#### Exercise inputs
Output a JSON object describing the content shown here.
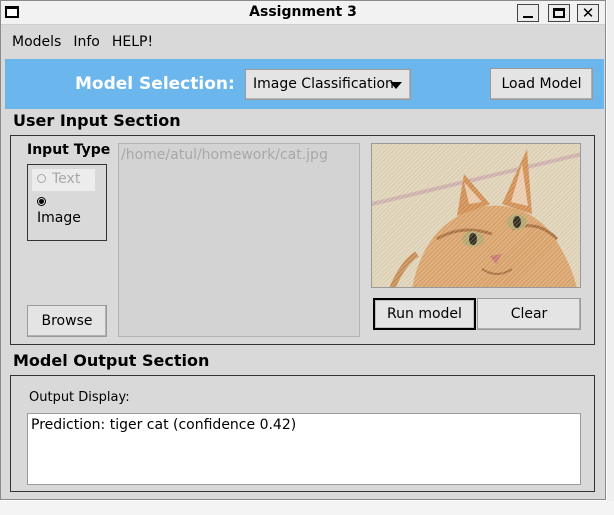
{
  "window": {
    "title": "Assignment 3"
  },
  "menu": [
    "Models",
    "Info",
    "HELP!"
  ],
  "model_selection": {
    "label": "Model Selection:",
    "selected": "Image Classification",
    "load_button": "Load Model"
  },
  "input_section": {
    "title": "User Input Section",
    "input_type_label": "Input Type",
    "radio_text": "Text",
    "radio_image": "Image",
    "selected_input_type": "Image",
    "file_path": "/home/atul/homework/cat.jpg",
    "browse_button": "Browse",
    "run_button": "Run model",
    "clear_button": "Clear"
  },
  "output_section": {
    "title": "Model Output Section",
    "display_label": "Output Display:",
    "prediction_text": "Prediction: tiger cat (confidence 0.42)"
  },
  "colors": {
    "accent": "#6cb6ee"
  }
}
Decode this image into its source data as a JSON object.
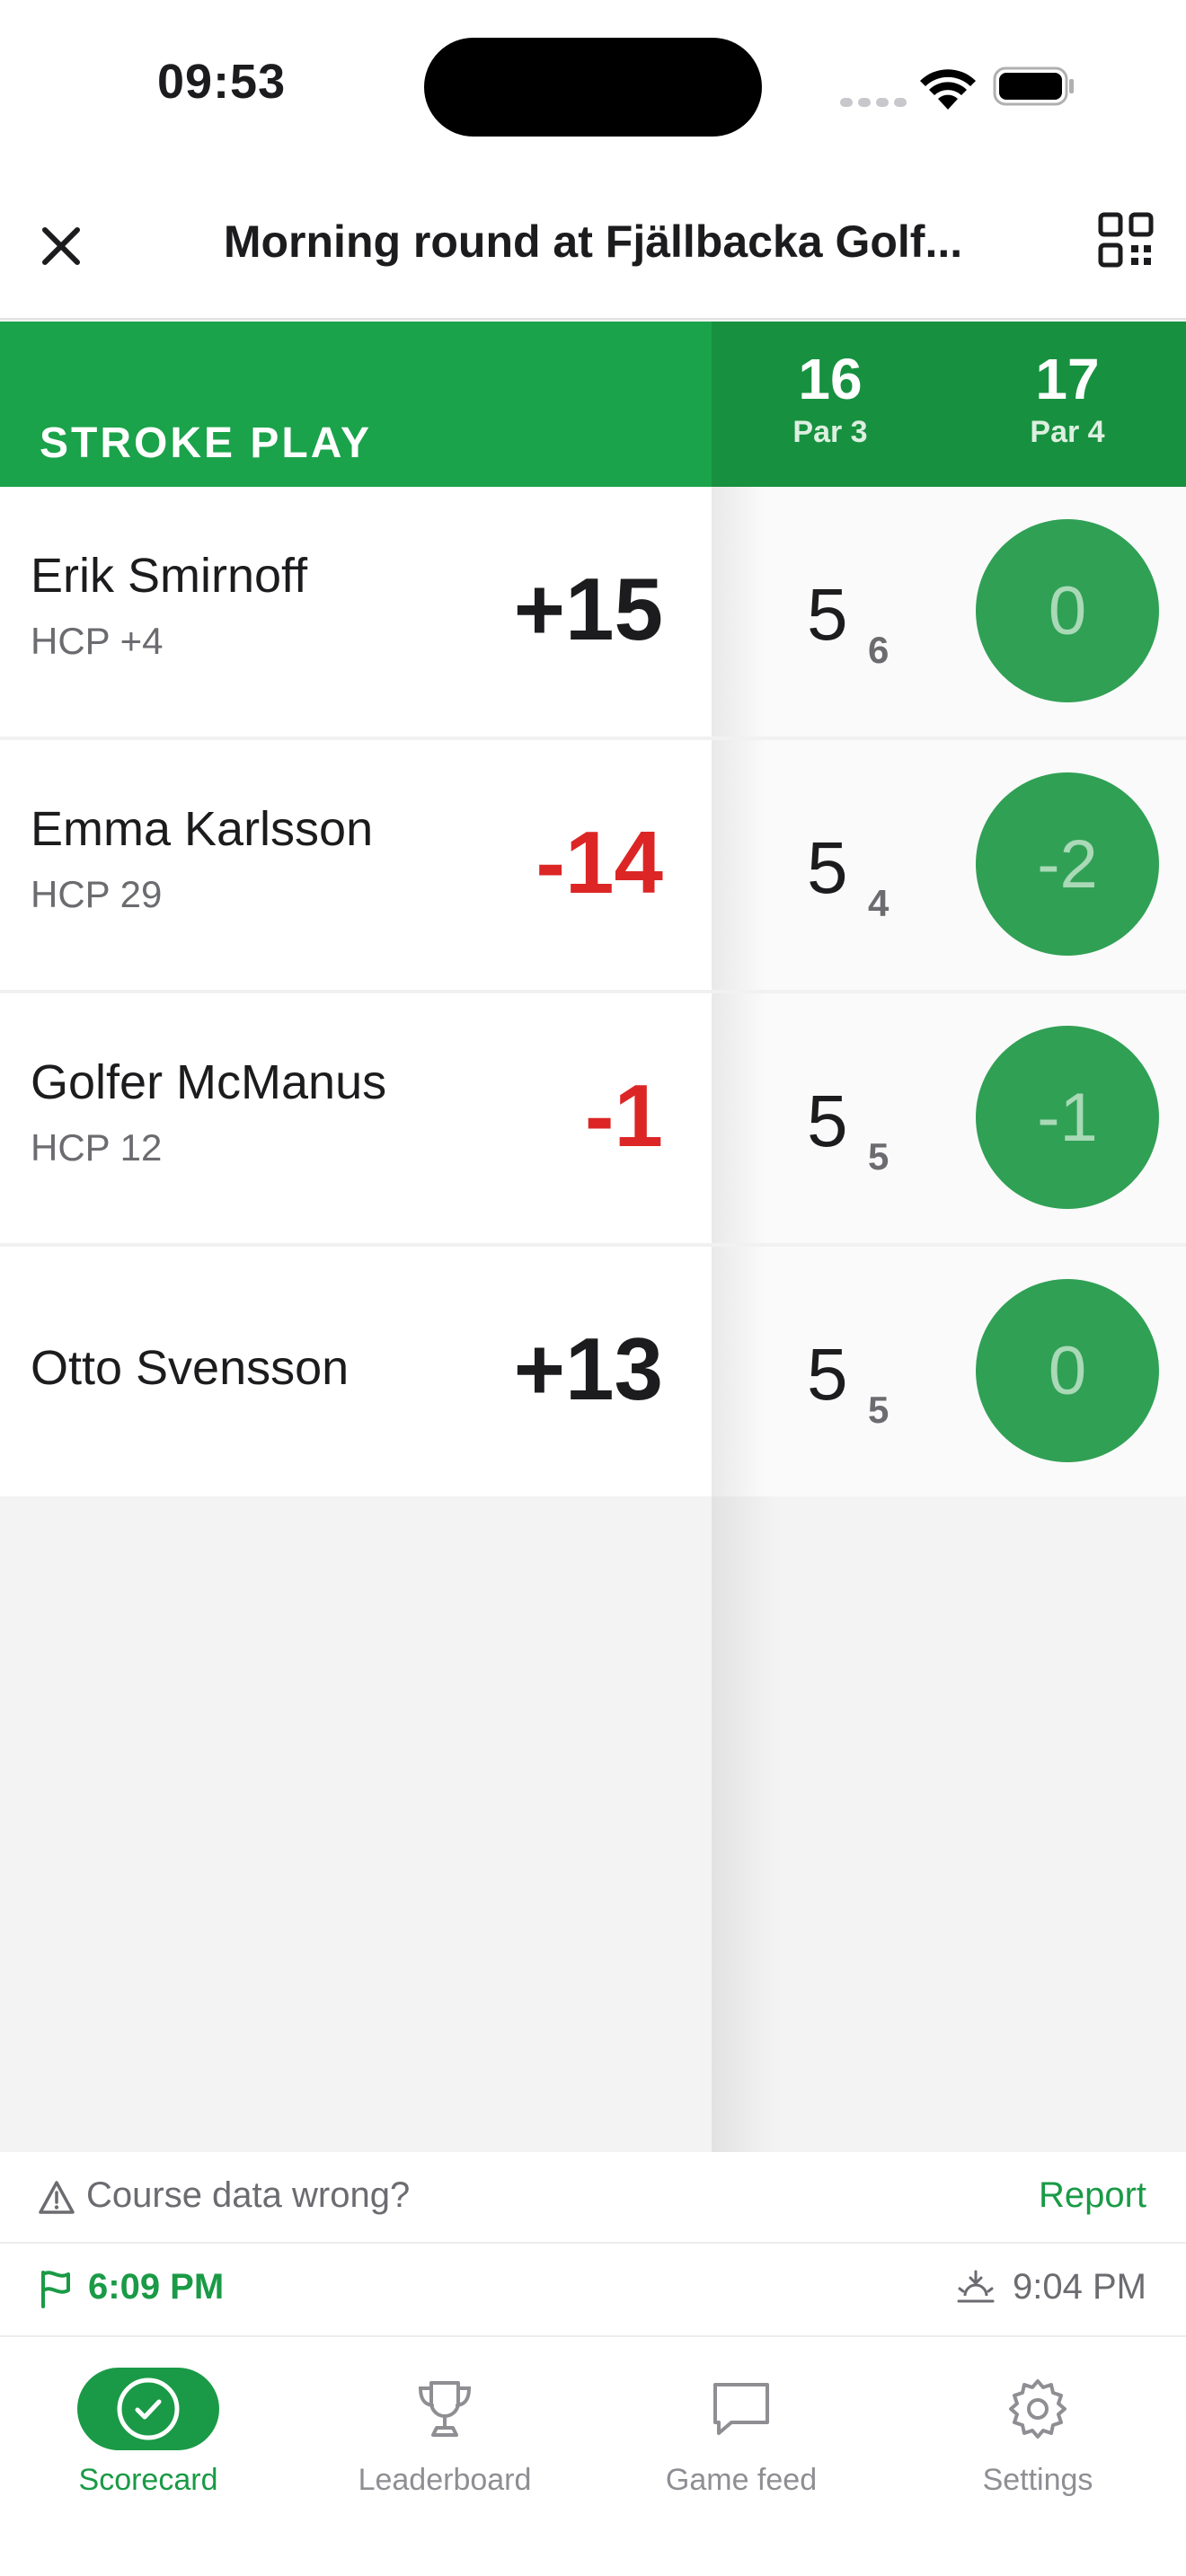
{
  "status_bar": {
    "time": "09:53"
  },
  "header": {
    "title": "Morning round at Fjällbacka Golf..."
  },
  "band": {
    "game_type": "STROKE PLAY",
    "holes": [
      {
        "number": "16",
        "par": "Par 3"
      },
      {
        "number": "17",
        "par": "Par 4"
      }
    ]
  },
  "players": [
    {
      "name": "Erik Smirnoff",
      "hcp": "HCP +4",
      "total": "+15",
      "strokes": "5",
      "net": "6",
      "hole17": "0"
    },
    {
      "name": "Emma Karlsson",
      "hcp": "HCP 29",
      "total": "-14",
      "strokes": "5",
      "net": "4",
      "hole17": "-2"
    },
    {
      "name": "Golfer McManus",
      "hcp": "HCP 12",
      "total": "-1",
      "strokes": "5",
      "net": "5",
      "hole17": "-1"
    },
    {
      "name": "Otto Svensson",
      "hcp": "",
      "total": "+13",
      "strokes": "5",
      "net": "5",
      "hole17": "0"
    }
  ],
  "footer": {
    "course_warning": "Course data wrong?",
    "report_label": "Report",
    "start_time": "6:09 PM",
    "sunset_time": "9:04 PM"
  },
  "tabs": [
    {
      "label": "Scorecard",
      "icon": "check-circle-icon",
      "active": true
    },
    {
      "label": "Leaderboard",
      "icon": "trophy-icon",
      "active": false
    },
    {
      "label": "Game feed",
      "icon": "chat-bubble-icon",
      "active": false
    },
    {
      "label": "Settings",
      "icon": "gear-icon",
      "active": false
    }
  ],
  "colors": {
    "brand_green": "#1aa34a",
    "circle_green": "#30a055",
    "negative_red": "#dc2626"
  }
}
########
#### Exercise inputs
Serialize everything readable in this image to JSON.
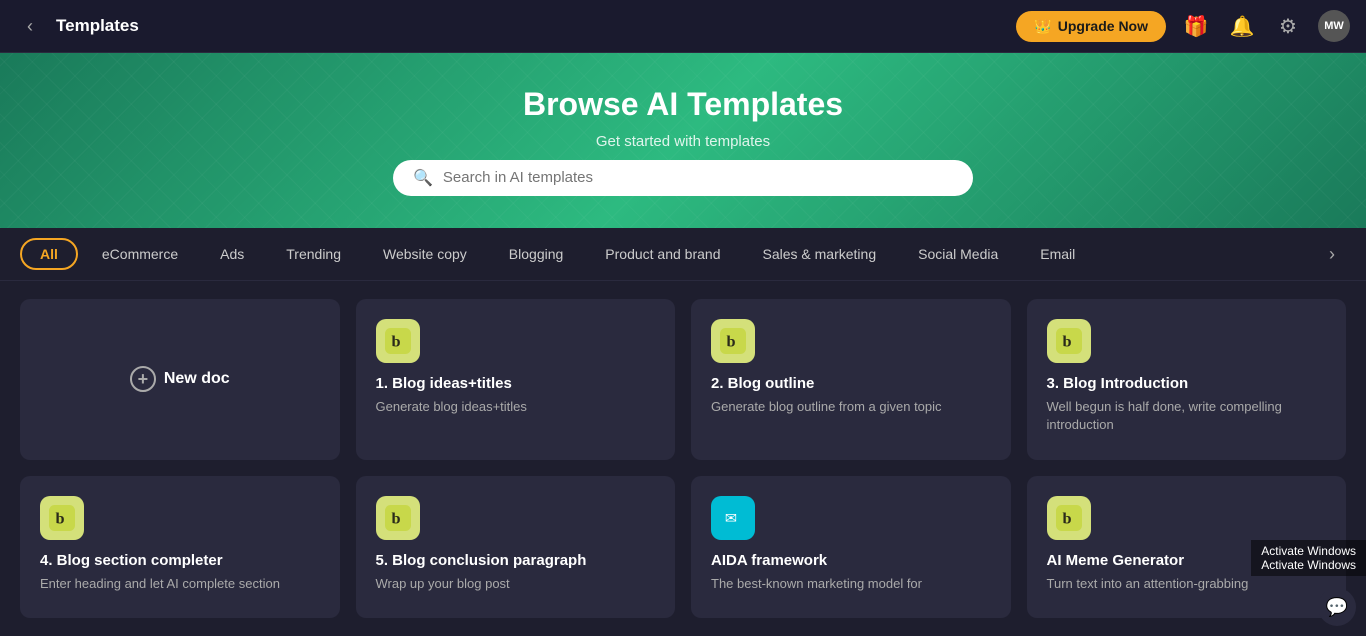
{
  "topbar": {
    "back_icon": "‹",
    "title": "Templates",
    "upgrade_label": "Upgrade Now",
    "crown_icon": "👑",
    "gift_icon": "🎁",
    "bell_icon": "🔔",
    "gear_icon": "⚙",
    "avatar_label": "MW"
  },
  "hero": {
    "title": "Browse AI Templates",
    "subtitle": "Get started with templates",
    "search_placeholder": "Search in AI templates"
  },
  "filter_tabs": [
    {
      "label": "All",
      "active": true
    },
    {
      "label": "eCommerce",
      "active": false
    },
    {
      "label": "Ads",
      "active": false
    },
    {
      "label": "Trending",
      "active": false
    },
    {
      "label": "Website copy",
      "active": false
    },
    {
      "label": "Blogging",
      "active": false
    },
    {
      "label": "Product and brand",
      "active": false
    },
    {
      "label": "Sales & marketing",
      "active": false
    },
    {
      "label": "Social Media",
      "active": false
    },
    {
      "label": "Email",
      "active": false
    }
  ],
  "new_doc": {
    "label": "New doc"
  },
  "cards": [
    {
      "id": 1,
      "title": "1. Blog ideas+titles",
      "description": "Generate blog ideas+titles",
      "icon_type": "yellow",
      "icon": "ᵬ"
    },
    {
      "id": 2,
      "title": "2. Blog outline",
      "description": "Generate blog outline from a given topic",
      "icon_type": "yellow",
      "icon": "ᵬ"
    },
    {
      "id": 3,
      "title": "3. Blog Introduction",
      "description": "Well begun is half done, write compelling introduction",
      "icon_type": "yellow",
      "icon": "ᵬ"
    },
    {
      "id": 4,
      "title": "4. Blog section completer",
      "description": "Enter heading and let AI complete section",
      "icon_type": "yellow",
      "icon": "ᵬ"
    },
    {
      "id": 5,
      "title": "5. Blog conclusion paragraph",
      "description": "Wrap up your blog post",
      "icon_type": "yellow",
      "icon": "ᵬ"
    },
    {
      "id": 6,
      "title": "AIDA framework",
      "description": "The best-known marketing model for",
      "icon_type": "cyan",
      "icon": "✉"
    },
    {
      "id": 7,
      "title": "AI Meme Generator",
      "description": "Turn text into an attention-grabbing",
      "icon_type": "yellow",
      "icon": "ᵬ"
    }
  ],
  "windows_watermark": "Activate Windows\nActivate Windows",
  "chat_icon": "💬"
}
########
• _Given problem_
Return each line with "Browse".

• _Reply to the exercise_
    "browse_button": "Browse",
    "title": "Browse AI Templates",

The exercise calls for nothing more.